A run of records
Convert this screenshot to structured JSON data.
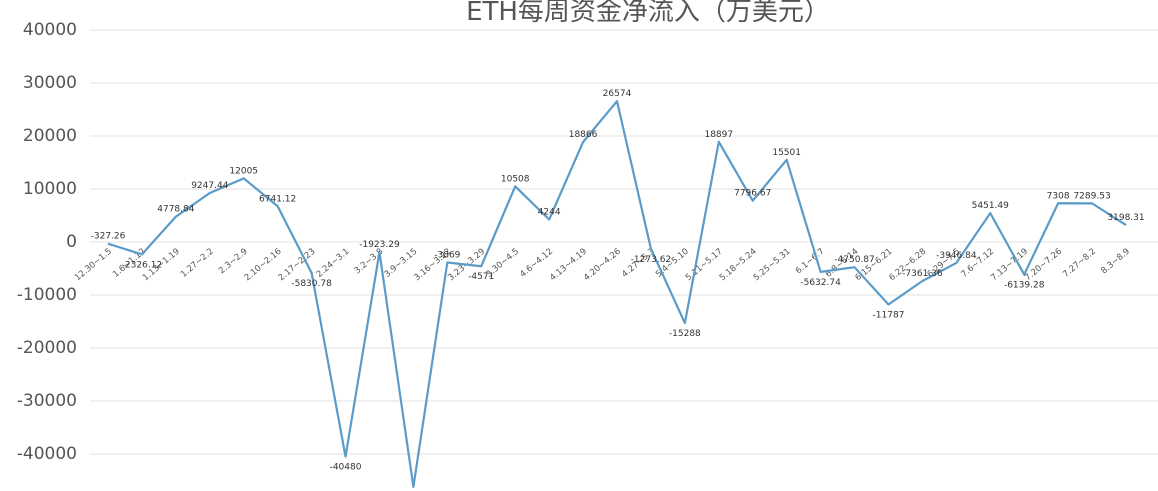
{
  "chart_data": {
    "type": "line",
    "title": "ETH每周资金净流入（万美元）",
    "categories": [
      "12.30~1.5",
      "1.6~1.12",
      "1.13~1.19",
      "1.27~2.2",
      "2.3~2.9",
      "2.10~2.16",
      "2.17~2.23",
      "2.24~3.1",
      "3.2~3.8",
      "3.9~3.15",
      "3.16~3.22",
      "3.23~3.29",
      "3.30~4.5",
      "4.6~4.12",
      "4.13~4.19",
      "4.20~4.26",
      "4.27~5.3",
      "5.4~5.10",
      "5.11~5.17",
      "5.18~5.24",
      "5.25~5.31",
      "6.1~6.7",
      "6.8~6.14",
      "6.15~6.21",
      "6.22~6.28",
      "6.29~7.5",
      "7.6~7.12",
      "7.13~7.19",
      "7.20~7.26",
      "7.27~8.2",
      "8.3~8.9"
    ],
    "values": [
      -327.26,
      -2326.12,
      4778.84,
      9247.44,
      12005,
      6741.12,
      -5830.78,
      -40480,
      -1923.29,
      -46200,
      -3869,
      -4571,
      10508,
      4244,
      18866,
      26574,
      -1273.62,
      -15288,
      18897,
      7796.67,
      15501,
      -5632.74,
      -4750.87,
      -11787,
      -7361.36,
      -3946.84,
      5451.49,
      -6139.28,
      7308,
      7289.53,
      3198.31
    ],
    "color": "#5b9bc8",
    "ylim": [
      -50000,
      40000
    ],
    "yticks": [
      -40000,
      -30000,
      -20000,
      -10000,
      0,
      10000,
      20000,
      30000,
      40000
    ],
    "grid": true
  }
}
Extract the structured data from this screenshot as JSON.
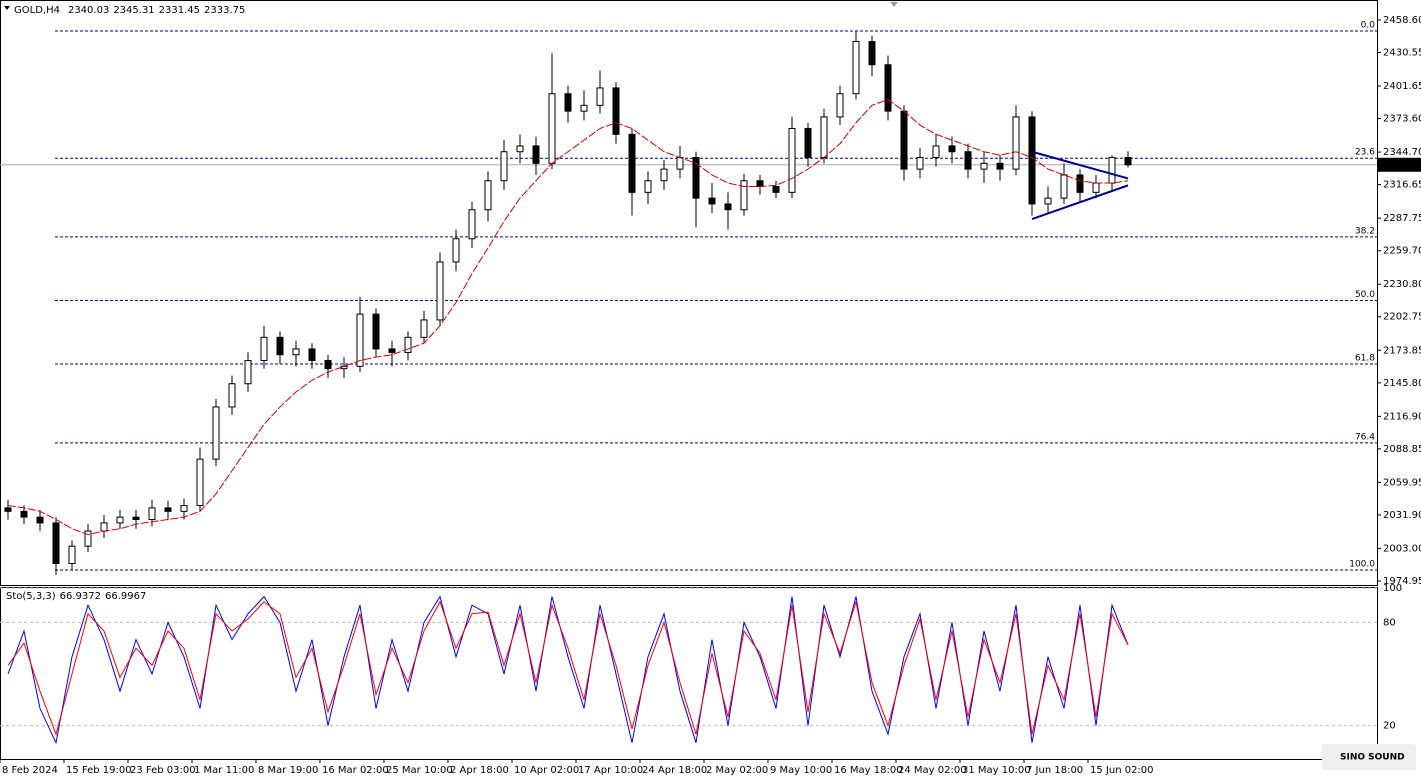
{
  "chart_data": {
    "type": "candlestick",
    "symbol": "GOLD,H4",
    "categories": [
      "8 Feb 2024",
      null,
      null,
      null,
      "15 Feb 19:00",
      null,
      null,
      null,
      "23 Feb 03:00",
      null,
      null,
      null,
      "1 Mar 11:00",
      null,
      null,
      null,
      "8 Mar 19:00",
      null,
      null,
      null,
      "16 Mar 02:00",
      null,
      null,
      null,
      "25 Mar 10:00",
      null,
      null,
      null,
      "2 Apr 18:00",
      null,
      null,
      null,
      "10 Apr 02:00",
      null,
      null,
      null,
      "17 Apr 10:00",
      null,
      null,
      null,
      "24 Apr 18:00",
      null,
      null,
      null,
      "2 May 02:00",
      null,
      null,
      null,
      "9 May 10:00",
      null,
      null,
      null,
      "16 May 18:00",
      null,
      null,
      null,
      "24 May 02:00",
      null,
      null,
      null,
      "31 May 10:00",
      null,
      null,
      null,
      "7 Jun 18:00",
      null,
      null,
      null,
      "15 Jun 02:00",
      null,
      null
    ],
    "open": [
      2038,
      2035,
      2030,
      2025,
      1990,
      2005,
      2018,
      2025,
      2030,
      2028,
      2038,
      2035,
      2040,
      2080,
      2125,
      2145,
      2165,
      2185,
      2170,
      2175,
      2165,
      2158,
      2160,
      2205,
      2175,
      2172,
      2185,
      2200,
      2250,
      2270,
      2295,
      2320,
      2345,
      2350,
      2335,
      2395,
      2380,
      2385,
      2400,
      2360,
      2310,
      2320,
      2330,
      2340,
      2305,
      2300,
      2295,
      2320,
      2315,
      2310,
      2365,
      2340,
      2375,
      2395,
      2440,
      2420,
      2380,
      2330,
      2340,
      2350,
      2345,
      2330,
      2335,
      2330,
      2375,
      2300,
      2305,
      2325,
      2310,
      2318,
      2340.03
    ],
    "high": [
      2045,
      2040,
      2036,
      2030,
      2010,
      2024,
      2032,
      2036,
      2036,
      2045,
      2044,
      2046,
      2090,
      2132,
      2152,
      2172,
      2195,
      2190,
      2182,
      2180,
      2170,
      2168,
      2220,
      2210,
      2182,
      2190,
      2208,
      2258,
      2278,
      2302,
      2328,
      2355,
      2360,
      2358,
      2430,
      2402,
      2398,
      2415,
      2405,
      2365,
      2328,
      2338,
      2350,
      2345,
      2318,
      2310,
      2326,
      2325,
      2320,
      2375,
      2370,
      2382,
      2402,
      2449,
      2445,
      2428,
      2385,
      2348,
      2360,
      2358,
      2352,
      2345,
      2342,
      2385,
      2380,
      2315,
      2335,
      2330,
      2325,
      2342,
      2345.31
    ],
    "low": [
      2028,
      2024,
      2018,
      1980,
      1985,
      2000,
      2012,
      2020,
      2020,
      2022,
      2028,
      2028,
      2035,
      2074,
      2118,
      2138,
      2158,
      2162,
      2160,
      2158,
      2150,
      2150,
      2155,
      2168,
      2160,
      2165,
      2180,
      2195,
      2242,
      2262,
      2285,
      2312,
      2335,
      2325,
      2330,
      2370,
      2372,
      2378,
      2352,
      2290,
      2300,
      2312,
      2322,
      2280,
      2292,
      2278,
      2290,
      2308,
      2305,
      2305,
      2332,
      2335,
      2368,
      2390,
      2410,
      2372,
      2320,
      2322,
      2332,
      2335,
      2322,
      2318,
      2320,
      2325,
      2290,
      2292,
      2300,
      2302,
      2305,
      2312,
      2331.45
    ],
    "close": [
      2035,
      2030,
      2025,
      1990,
      2005,
      2018,
      2025,
      2030,
      2028,
      2038,
      2035,
      2040,
      2080,
      2125,
      2145,
      2165,
      2185,
      2170,
      2175,
      2165,
      2158,
      2160,
      2205,
      2175,
      2172,
      2185,
      2200,
      2250,
      2270,
      2295,
      2320,
      2345,
      2350,
      2335,
      2395,
      2380,
      2385,
      2400,
      2360,
      2310,
      2320,
      2330,
      2340,
      2305,
      2300,
      2295,
      2320,
      2315,
      2310,
      2365,
      2340,
      2375,
      2395,
      2440,
      2420,
      2380,
      2330,
      2340,
      2350,
      2345,
      2330,
      2335,
      2330,
      2375,
      2300,
      2305,
      2325,
      2310,
      2318,
      2340,
      2333.75
    ],
    "ylim": [
      1971.5,
      2475.8
    ],
    "yticks": [
      {
        "value": 2458.6,
        "label": "2458.60"
      },
      2430.55,
      2401.65,
      {
        "value": 2373.6,
        "label": "2373.60"
      },
      {
        "value": 2344.7,
        "label": "2344.70"
      },
      2316.65,
      2287.75,
      {
        "value": 2259.7,
        "label": "2259.70"
      },
      {
        "value": 2230.8,
        "label": "2230.80"
      },
      2202.75,
      2173.85,
      {
        "value": 2145.8,
        "label": "2145.80"
      },
      {
        "value": 2116.9,
        "label": "2116.90"
      },
      2088.85,
      2059.95,
      {
        "value": 2031.9,
        "label": "2031.90"
      },
      {
        "value": 2003,
        "label": "2003.00"
      },
      1974.95
    ],
    "ma": {
      "color": "#cc0000",
      "values": [
        2040,
        2038,
        2035,
        2028,
        2020,
        2015,
        2018,
        2020,
        2024,
        2026,
        2028,
        2030,
        2035,
        2050,
        2070,
        2090,
        2110,
        2125,
        2138,
        2148,
        2155,
        2160,
        2165,
        2168,
        2170,
        2175,
        2180,
        2195,
        2215,
        2240,
        2262,
        2285,
        2305,
        2320,
        2335,
        2345,
        2355,
        2365,
        2370,
        2365,
        2355,
        2345,
        2340,
        2335,
        2325,
        2318,
        2315,
        2315,
        2316,
        2322,
        2330,
        2340,
        2352,
        2370,
        2385,
        2390,
        2380,
        2368,
        2360,
        2355,
        2350,
        2345,
        2342,
        2345,
        2340,
        2330,
        2325,
        2320,
        2318,
        2318,
        2320
      ]
    },
    "fib_color": "#00008b",
    "fib_levels": [
      {
        "label": "0.0",
        "value": 2449.1
      },
      {
        "label": "23.6",
        "value": 2339.4
      },
      {
        "label": "38.2",
        "value": 2271.6
      },
      {
        "label": "50.0",
        "value": 2216.8
      },
      {
        "label": "61.8",
        "value": 2162
      },
      {
        "label": "76.4",
        "value": 2094
      },
      {
        "label": "100.0",
        "value": 1984.4
      }
    ],
    "trendline_color": "#00008b",
    "trendlines": [
      {
        "x": [
          64,
          70
        ],
        "y": [
          2345,
          2322
        ]
      },
      {
        "x": [
          64,
          70
        ],
        "y": [
          2287,
          2316
        ]
      }
    ],
    "indicator": {
      "name": "Sto(5,3,3)",
      "ylim": [
        0,
        100
      ],
      "yticks": [
        100,
        80,
        20
      ],
      "series": [
        {
          "color": "#0000ff",
          "values": [
            50,
            75,
            30,
            10,
            60,
            90,
            70,
            40,
            70,
            50,
            80,
            60,
            30,
            90,
            70,
            85,
            95,
            80,
            40,
            70,
            20,
            60,
            90,
            30,
            70,
            40,
            80,
            95,
            60,
            90,
            85,
            50,
            90,
            40,
            95,
            60,
            30,
            90,
            50,
            10,
            60,
            85,
            40,
            10,
            70,
            20,
            80,
            60,
            30,
            95,
            20,
            90,
            60,
            95,
            40,
            15,
            60,
            85,
            30,
            80,
            20,
            75,
            40,
            90,
            10,
            60,
            30,
            90,
            20,
            90,
            66.9372
          ]
        },
        {
          "color": "#ff0000",
          "values": [
            55,
            68,
            40,
            15,
            50,
            85,
            75,
            48,
            65,
            55,
            75,
            65,
            35,
            85,
            75,
            82,
            92,
            85,
            48,
            65,
            28,
            55,
            85,
            38,
            65,
            45,
            75,
            92,
            65,
            85,
            86,
            55,
            85,
            45,
            90,
            65,
            35,
            85,
            55,
            18,
            55,
            80,
            45,
            15,
            62,
            25,
            75,
            62,
            35,
            90,
            28,
            85,
            62,
            92,
            45,
            20,
            55,
            82,
            35,
            75,
            25,
            70,
            45,
            85,
            15,
            55,
            35,
            85,
            25,
            85,
            66.9967
          ]
        }
      ]
    },
    "watermark": "SINO SOUND"
  }
}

● What you have to do:
Identify each line in the records above containing the word "structured"; copy those lines.

● Correct result:
Convert this screenshot to structured JSON data.
Extract the structured data from this screenshot as JSON.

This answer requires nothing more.